Excerpt from a dataset:
-- start --
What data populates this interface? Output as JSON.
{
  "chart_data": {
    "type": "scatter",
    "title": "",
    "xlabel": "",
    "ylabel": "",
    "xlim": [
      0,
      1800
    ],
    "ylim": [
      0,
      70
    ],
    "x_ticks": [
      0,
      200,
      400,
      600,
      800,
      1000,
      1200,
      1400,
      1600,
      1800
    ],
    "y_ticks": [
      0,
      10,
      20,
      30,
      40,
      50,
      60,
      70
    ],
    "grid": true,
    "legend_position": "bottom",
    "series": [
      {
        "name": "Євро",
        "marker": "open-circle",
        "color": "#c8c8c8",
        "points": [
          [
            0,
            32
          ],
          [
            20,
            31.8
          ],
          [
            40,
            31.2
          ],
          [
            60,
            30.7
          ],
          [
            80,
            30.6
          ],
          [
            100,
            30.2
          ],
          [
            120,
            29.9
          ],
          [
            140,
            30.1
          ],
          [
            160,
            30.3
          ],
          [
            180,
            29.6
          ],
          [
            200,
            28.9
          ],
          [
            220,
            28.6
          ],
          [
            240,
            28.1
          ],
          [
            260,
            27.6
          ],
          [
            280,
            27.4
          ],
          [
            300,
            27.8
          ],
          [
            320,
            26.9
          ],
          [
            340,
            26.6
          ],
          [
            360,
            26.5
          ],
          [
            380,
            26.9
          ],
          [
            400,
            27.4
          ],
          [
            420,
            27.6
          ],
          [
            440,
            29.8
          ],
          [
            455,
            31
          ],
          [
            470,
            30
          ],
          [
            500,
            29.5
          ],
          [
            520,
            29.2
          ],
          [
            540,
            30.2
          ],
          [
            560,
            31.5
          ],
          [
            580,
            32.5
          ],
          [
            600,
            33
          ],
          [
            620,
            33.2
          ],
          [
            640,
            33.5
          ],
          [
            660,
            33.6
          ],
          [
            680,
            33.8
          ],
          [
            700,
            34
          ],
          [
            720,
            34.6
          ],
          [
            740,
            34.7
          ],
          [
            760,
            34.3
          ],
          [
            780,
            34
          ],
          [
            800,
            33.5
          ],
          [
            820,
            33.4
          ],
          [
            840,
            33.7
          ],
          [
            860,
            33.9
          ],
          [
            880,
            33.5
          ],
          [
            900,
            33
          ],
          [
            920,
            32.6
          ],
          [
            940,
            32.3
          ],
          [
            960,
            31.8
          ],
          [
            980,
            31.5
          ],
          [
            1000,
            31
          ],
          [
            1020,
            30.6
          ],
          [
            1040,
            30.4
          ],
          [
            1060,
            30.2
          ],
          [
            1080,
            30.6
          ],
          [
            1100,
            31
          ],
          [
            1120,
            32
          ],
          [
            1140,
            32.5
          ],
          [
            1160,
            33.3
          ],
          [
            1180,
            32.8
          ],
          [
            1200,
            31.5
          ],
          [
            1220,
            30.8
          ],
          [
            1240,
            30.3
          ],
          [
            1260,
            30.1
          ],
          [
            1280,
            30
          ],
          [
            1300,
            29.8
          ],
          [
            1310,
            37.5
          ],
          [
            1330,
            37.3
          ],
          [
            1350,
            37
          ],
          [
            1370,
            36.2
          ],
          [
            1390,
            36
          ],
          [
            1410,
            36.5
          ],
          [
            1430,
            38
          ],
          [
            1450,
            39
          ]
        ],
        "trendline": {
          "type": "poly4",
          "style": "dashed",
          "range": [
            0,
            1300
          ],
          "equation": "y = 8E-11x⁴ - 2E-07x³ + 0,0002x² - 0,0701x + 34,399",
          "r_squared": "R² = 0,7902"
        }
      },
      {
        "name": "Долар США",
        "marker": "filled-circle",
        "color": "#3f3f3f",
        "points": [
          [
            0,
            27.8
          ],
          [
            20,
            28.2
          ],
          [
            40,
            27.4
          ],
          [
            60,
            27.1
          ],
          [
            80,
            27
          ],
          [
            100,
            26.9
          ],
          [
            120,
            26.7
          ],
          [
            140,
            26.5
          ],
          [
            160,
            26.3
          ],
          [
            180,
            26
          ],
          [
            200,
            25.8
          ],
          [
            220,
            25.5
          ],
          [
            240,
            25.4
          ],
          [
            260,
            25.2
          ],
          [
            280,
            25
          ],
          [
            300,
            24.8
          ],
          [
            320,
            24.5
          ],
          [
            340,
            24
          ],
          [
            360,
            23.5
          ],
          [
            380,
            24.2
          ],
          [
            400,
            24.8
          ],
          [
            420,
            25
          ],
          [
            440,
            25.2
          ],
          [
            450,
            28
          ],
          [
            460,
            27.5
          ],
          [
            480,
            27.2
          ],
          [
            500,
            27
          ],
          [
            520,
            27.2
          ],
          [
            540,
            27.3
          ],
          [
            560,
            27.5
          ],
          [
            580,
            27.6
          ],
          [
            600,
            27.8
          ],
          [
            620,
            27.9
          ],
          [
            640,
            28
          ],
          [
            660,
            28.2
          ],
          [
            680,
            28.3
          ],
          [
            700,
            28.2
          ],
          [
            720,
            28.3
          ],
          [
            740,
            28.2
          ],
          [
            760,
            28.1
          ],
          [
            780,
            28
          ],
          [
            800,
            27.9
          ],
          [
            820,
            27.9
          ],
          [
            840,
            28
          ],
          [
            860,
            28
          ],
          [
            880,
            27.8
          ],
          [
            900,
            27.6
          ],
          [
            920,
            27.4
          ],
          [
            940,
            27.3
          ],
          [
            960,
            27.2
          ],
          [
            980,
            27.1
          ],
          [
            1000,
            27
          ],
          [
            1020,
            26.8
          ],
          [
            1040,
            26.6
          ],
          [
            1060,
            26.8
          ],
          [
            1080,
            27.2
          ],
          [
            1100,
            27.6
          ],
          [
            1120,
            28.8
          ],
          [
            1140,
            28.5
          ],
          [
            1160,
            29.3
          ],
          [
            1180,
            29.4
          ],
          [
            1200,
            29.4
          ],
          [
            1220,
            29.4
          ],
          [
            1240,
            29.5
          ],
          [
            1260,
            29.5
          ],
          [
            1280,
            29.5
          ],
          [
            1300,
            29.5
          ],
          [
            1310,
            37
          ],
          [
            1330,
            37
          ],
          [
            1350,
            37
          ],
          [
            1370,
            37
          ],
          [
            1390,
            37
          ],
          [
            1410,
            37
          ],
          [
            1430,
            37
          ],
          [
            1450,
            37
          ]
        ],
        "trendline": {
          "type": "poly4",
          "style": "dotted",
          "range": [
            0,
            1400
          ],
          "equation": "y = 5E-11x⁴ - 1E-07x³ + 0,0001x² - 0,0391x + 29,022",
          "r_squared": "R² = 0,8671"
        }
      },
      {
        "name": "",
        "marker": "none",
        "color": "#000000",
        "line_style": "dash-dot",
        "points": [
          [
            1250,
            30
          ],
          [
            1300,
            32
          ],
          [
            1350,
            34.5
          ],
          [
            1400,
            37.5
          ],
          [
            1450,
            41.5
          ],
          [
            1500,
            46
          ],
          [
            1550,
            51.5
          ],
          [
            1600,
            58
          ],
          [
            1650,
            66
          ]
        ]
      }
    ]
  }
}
-- end --
Look through the data above. Each line containing the word "marker" needs to be copied.

■ **Solution to the exercise**
        "marker": "open-circle",
        "marker": "filled-circle",
        "marker": "none",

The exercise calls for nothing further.